REQUIREMENT
Copy every record below, exactly as written.

# # #

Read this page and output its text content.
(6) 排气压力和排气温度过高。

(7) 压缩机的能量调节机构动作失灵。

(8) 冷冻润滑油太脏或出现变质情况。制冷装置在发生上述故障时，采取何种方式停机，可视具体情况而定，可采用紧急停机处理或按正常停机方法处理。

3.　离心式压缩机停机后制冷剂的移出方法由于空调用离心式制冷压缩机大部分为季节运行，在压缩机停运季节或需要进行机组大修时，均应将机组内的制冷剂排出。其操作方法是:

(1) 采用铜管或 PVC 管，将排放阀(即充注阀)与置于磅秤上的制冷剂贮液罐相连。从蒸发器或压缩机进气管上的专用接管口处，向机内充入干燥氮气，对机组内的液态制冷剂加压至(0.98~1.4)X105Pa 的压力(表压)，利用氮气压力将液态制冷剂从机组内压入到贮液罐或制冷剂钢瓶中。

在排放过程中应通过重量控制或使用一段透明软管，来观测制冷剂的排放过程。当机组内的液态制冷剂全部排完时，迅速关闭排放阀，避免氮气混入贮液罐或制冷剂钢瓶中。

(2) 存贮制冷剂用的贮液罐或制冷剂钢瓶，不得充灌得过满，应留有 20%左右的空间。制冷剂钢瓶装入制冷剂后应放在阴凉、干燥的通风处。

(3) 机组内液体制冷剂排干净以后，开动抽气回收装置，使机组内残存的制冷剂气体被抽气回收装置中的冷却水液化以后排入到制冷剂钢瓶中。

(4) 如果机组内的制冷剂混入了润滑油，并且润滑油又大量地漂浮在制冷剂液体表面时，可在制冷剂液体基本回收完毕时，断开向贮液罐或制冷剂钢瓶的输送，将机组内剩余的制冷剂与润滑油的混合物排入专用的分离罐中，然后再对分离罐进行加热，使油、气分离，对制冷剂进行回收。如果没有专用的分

# # #

REPLY
Read this page and output its text content.
(6) 排气压力和排气温度过高。

(7) 压缩机的能量调节机构动作失灵。

(8) 冷冻润滑油太脏或出现变质情况。制冷装置在发生上述故障时，采取何种方式停机，可视具体情况而定，可采用紧急停机处理或按正常停机方法处理。

3.　离心式压缩机停机后制冷剂的移出方法由于空调用离心式制冷压缩机大部分为季节运行，在压缩机停运季节或需要进行机组大修时，均应将机组内的制冷剂排出。其操作方法是:

(1) 采用铜管或 PVC 管，将排放阀(即充注阀)与置于磅秤上的制冷剂贮液罐相连。从蒸发器或压缩机进气管上的专用接管口处，向机内充入干燥氮气，对机组内的液态制冷剂加压至(0.98~1.4)X105Pa 的压力(表压)，利用氮气压力将液态制冷剂从机组内压入到贮液罐或制冷剂钢瓶中。

在排放过程中应通过重量控制或使用一段透明软管，来观测制冷剂的排放过程。当机组内的液态制冷剂全部排完时，迅速关闭排放阀，避免氮气混入贮液罐或制冷剂钢瓶中。

(2) 存贮制冷剂用的贮液罐或制冷剂钢瓶，不得充灌得过满，应留有 20%左右的空间。制冷剂钢瓶装入制冷剂后应放在阴凉、干燥的通风处。

(3) 机组内液体制冷剂排干净以后，开动抽气回收装置，使机组内残存的制冷剂气体被抽气回收装置中的冷却水液化以后排入到制冷剂钢瓶中。

(4) 如果机组内的制冷剂混入了润滑油，并且润滑油又大量地漂浮在制冷剂液体表面时，可在制冷剂液体基本回收完毕时，断开向贮液罐或制冷剂钢瓶的输送，将机组内剩余的制冷剂与润滑油的混合物排入专用的分离罐中，然后再对分离罐进行加热，使油、气分离，对制冷剂进行回收。如果没有专用的分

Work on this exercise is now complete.